==== Input material ====
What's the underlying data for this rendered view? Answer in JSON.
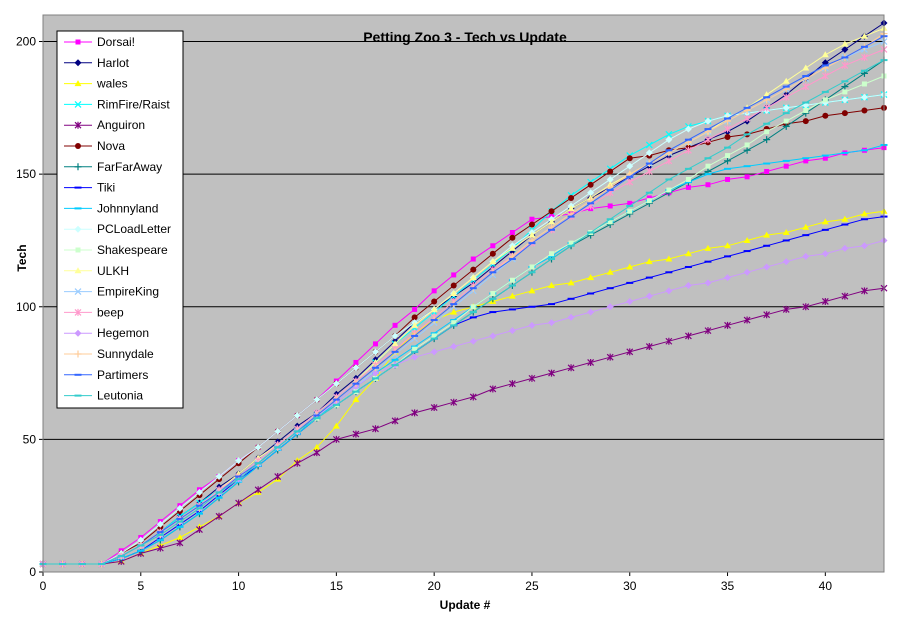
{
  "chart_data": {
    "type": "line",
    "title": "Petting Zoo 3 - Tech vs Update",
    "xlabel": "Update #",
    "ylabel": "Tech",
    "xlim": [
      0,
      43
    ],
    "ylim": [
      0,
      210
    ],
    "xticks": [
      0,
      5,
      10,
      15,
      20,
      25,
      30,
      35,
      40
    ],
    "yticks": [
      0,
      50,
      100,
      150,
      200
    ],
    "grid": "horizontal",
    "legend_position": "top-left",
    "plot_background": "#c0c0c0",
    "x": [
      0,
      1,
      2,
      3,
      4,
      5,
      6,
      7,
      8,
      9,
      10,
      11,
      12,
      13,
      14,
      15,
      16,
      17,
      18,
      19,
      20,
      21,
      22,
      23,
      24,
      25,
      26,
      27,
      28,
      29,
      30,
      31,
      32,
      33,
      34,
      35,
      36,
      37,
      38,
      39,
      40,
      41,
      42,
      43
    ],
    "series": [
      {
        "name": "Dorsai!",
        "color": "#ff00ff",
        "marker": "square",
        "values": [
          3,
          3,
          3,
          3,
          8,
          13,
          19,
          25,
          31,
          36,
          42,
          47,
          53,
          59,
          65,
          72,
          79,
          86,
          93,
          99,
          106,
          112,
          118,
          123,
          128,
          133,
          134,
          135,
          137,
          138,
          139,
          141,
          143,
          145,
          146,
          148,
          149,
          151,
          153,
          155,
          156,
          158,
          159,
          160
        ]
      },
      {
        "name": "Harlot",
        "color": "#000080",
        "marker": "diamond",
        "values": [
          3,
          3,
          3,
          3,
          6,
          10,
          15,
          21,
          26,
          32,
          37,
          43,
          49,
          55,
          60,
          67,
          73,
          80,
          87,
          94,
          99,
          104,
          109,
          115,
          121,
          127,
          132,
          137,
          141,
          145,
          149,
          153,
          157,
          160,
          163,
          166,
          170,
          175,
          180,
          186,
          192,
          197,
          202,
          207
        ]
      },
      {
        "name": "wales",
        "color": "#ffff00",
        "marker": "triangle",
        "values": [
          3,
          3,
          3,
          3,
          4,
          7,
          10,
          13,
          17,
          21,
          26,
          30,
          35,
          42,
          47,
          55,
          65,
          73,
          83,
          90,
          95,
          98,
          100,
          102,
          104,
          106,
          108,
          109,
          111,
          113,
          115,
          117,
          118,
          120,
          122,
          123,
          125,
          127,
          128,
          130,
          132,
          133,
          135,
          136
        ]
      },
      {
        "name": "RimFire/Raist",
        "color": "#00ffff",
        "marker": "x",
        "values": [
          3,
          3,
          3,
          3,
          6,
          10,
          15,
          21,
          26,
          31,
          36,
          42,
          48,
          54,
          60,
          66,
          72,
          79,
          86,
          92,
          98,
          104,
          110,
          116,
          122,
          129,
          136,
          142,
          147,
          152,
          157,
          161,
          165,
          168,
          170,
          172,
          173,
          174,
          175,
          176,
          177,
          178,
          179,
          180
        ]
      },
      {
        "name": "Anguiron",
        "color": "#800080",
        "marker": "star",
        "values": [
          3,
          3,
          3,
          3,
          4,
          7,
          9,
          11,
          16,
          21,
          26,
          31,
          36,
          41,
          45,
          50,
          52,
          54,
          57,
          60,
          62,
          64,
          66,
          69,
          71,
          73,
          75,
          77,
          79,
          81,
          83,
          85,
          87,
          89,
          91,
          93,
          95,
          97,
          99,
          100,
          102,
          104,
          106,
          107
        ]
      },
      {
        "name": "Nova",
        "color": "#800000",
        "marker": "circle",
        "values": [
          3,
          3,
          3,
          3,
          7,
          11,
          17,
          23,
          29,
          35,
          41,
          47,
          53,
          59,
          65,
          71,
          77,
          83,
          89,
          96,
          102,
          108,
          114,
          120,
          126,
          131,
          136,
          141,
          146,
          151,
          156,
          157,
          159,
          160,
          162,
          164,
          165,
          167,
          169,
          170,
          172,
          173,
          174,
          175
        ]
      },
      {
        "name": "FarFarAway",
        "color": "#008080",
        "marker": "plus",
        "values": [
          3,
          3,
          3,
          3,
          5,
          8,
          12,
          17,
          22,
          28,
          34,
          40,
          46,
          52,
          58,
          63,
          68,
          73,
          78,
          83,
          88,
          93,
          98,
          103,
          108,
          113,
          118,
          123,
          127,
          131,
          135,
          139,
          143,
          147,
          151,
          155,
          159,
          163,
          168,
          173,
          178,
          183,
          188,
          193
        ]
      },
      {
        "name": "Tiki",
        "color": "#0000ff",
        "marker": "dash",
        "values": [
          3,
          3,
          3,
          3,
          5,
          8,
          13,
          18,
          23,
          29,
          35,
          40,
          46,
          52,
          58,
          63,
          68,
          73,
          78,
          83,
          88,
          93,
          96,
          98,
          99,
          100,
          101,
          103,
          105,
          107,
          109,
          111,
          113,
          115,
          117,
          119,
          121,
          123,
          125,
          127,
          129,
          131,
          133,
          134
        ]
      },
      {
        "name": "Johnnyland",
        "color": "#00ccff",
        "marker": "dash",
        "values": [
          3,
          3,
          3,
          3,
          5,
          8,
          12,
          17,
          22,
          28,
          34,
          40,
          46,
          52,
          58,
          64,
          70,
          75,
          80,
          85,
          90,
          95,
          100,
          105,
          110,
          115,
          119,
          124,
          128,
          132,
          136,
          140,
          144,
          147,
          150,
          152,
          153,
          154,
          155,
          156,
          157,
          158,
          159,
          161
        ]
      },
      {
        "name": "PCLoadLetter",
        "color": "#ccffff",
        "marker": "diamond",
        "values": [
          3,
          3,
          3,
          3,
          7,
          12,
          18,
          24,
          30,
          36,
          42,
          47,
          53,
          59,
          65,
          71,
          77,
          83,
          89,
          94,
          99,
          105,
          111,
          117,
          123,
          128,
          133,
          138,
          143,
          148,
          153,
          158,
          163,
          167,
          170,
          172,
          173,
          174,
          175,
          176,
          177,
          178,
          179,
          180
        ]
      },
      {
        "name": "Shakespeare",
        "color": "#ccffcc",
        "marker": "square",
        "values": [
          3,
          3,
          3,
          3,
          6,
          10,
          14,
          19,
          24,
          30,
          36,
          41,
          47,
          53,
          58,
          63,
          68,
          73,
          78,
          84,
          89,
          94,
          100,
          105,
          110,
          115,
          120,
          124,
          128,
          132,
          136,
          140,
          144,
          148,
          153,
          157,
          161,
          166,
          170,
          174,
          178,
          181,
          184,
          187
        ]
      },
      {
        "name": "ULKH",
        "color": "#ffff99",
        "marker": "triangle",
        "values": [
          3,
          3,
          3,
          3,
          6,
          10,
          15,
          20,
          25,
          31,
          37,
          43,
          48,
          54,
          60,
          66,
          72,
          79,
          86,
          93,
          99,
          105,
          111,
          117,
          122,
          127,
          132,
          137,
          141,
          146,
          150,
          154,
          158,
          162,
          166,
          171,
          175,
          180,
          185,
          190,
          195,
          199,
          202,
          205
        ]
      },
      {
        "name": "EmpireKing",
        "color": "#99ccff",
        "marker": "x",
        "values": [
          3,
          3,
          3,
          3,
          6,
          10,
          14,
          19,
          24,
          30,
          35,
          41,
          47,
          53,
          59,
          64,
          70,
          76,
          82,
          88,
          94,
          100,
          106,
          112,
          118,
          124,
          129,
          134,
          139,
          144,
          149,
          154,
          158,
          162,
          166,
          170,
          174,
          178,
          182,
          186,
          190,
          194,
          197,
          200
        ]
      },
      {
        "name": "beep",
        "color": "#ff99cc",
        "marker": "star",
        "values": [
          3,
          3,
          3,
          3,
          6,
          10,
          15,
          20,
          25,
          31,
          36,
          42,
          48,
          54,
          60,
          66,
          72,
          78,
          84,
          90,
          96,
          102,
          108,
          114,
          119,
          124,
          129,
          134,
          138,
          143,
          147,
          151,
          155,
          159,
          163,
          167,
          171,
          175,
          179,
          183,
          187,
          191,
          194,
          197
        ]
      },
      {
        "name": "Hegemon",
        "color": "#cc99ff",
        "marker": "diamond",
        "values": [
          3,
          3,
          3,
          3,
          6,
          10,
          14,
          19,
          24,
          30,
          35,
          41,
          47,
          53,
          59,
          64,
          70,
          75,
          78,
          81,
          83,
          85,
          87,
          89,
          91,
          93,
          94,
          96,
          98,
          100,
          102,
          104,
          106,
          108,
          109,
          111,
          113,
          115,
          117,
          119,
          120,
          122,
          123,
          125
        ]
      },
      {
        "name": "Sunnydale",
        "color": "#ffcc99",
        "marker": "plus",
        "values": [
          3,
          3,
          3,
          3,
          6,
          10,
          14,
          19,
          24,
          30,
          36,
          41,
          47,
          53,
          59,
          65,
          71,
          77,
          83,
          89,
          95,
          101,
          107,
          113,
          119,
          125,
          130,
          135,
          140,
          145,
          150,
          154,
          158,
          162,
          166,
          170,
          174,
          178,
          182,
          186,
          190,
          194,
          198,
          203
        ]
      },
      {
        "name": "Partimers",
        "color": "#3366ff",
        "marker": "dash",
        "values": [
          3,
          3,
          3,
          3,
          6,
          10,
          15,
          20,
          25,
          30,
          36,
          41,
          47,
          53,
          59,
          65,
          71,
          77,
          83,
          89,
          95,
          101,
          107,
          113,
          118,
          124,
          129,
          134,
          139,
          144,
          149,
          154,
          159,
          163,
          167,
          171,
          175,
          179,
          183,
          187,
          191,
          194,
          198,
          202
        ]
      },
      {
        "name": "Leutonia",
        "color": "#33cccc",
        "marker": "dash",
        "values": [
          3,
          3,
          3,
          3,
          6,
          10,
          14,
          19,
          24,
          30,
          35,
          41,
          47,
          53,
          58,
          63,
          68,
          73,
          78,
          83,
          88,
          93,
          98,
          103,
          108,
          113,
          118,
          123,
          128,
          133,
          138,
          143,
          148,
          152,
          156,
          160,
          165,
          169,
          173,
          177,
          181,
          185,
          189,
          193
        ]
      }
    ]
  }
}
====
==== Input material ====
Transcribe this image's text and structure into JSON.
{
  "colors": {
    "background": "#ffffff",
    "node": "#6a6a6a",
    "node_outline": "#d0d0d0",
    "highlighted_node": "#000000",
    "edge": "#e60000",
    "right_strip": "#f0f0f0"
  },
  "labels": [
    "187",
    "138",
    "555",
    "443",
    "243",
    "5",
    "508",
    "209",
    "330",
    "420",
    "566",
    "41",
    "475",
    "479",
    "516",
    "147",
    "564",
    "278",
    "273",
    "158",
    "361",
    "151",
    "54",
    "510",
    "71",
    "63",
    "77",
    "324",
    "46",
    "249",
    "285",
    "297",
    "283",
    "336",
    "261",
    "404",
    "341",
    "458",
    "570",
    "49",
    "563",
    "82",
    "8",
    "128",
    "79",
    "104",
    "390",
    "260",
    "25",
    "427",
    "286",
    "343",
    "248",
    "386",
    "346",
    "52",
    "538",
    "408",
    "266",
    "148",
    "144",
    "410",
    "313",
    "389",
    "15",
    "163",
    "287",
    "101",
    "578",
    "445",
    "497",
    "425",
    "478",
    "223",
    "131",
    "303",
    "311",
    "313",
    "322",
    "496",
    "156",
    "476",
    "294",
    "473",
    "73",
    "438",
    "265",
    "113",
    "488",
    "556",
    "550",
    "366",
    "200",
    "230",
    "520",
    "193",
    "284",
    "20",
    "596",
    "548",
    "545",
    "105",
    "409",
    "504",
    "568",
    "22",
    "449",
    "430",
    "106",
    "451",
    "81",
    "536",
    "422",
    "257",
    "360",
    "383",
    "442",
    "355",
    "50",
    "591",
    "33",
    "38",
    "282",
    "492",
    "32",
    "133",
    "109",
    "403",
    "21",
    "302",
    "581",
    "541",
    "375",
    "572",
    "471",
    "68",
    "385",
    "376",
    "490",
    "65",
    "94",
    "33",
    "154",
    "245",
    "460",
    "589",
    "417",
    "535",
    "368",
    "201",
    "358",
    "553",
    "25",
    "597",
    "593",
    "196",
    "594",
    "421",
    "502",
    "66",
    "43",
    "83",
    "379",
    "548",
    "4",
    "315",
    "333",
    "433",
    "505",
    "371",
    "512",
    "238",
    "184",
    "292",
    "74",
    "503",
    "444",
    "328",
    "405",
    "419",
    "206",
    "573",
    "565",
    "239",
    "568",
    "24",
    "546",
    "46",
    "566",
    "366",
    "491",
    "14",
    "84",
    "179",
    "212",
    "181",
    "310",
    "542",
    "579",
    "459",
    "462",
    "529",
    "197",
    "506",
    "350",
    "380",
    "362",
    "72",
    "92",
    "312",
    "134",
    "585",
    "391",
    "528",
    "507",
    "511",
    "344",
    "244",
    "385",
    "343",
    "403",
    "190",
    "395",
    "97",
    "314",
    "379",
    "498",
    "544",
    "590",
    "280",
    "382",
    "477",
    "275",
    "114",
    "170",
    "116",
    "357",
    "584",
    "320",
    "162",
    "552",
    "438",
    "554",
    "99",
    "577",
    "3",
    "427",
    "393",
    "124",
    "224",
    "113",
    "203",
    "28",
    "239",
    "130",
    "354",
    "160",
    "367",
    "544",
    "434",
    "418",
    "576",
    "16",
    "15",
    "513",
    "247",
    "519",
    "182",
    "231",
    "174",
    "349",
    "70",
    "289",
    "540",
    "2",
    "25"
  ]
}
====
**What is required**
Find how many lines of the listing include the string "Tech" and give that number, nothing else.

**The solution**
2